Data entries:
▬▬▬▬▬▬▬▬▬▬
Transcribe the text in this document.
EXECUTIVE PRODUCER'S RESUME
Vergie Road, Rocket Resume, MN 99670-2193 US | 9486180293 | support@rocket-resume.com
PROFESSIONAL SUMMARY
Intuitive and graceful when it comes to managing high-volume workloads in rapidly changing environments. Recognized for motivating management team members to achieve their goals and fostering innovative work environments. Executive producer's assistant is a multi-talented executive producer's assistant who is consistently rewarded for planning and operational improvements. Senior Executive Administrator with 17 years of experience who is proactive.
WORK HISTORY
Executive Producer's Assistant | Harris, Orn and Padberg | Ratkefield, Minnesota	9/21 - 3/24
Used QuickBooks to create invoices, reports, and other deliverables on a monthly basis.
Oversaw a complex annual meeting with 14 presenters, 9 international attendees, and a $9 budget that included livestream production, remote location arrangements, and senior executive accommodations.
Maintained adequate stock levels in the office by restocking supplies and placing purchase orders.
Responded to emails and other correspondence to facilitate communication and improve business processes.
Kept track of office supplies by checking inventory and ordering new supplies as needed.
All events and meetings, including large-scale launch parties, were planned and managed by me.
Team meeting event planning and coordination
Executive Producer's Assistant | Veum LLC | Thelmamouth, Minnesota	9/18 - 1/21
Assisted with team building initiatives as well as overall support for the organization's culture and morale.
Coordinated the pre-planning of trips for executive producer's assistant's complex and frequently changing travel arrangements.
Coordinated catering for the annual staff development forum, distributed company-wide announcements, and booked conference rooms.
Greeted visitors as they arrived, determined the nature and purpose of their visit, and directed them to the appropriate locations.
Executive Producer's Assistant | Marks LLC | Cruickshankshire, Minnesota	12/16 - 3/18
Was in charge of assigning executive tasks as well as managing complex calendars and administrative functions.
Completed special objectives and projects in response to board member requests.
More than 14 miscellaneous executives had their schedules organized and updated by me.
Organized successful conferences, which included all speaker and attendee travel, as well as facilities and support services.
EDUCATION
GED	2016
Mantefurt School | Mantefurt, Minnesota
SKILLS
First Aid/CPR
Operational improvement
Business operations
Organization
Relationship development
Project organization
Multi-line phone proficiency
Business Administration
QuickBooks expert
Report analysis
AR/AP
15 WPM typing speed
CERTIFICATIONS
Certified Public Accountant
▬▬▬▬▬▬▬▬▬▬
Tally the lines in the listing that hold "Minnesota" and report the number alone.

4